══ Stored data

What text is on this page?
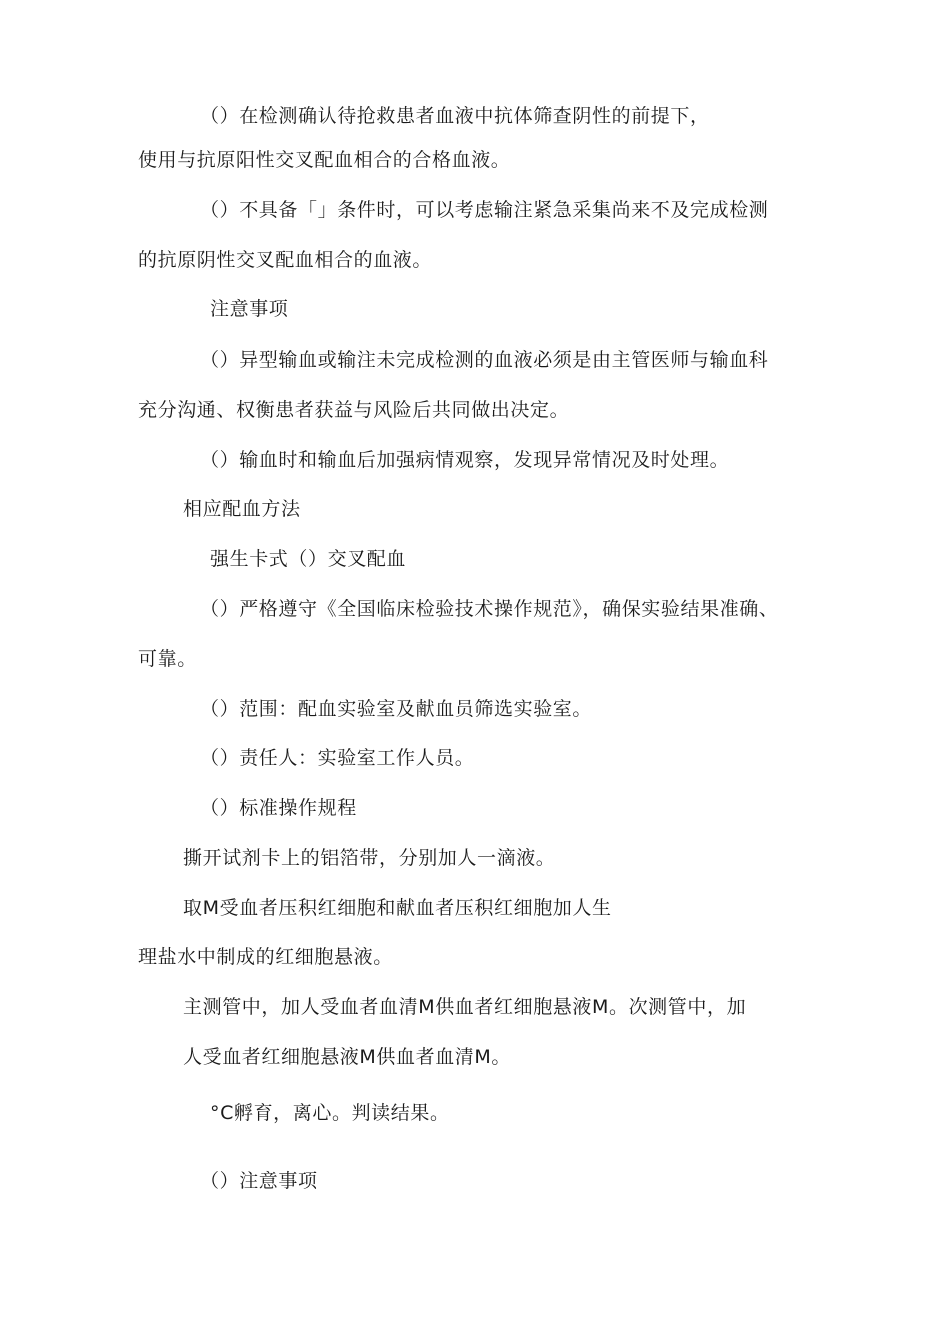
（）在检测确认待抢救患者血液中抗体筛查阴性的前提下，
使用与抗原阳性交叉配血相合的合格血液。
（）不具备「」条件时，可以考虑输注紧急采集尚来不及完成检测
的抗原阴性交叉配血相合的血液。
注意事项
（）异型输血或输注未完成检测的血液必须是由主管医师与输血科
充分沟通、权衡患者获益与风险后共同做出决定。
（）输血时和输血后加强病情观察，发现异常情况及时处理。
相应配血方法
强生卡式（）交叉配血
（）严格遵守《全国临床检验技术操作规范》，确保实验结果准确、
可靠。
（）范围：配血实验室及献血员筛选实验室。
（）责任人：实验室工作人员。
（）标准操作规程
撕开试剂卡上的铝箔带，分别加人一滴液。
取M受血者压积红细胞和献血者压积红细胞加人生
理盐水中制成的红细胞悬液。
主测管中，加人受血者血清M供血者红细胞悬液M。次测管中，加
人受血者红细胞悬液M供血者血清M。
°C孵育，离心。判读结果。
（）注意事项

════

[Stated goal] Reproduce all of the material exactly, apart from the pictures.

[Correct answer]
What text is on this page?
（）在检测确认待抢救患者血液中抗体筛查阴性的前提下，
使用与抗原阳性交叉配血相合的合格血液。
（）不具备「」条件时，可以考虑输注紧急采集尚来不及完成检测
的抗原阴性交叉配血相合的血液。
注意事项
（）异型输血或输注未完成检测的血液必须是由主管医师与输血科
充分沟通、权衡患者获益与风险后共同做出决定。
（）输血时和输血后加强病情观察，发现异常情况及时处理。
相应配血方法
强生卡式（）交叉配血
（）严格遵守《全国临床检验技术操作规范》，确保实验结果准确、
可靠。
（）范围：配血实验室及献血员筛选实验室。
（）责任人：实验室工作人员。
（）标准操作规程
撕开试剂卡上的铝箔带，分别加人一滴液。
取M受血者压积红细胞和献血者压积红细胞加人生
理盐水中制成的红细胞悬液。
主测管中，加人受血者血清M供血者红细胞悬液M。次测管中，加
人受血者红细胞悬液M供血者血清M。
°C孵育，离心。判读结果。
（）注意事项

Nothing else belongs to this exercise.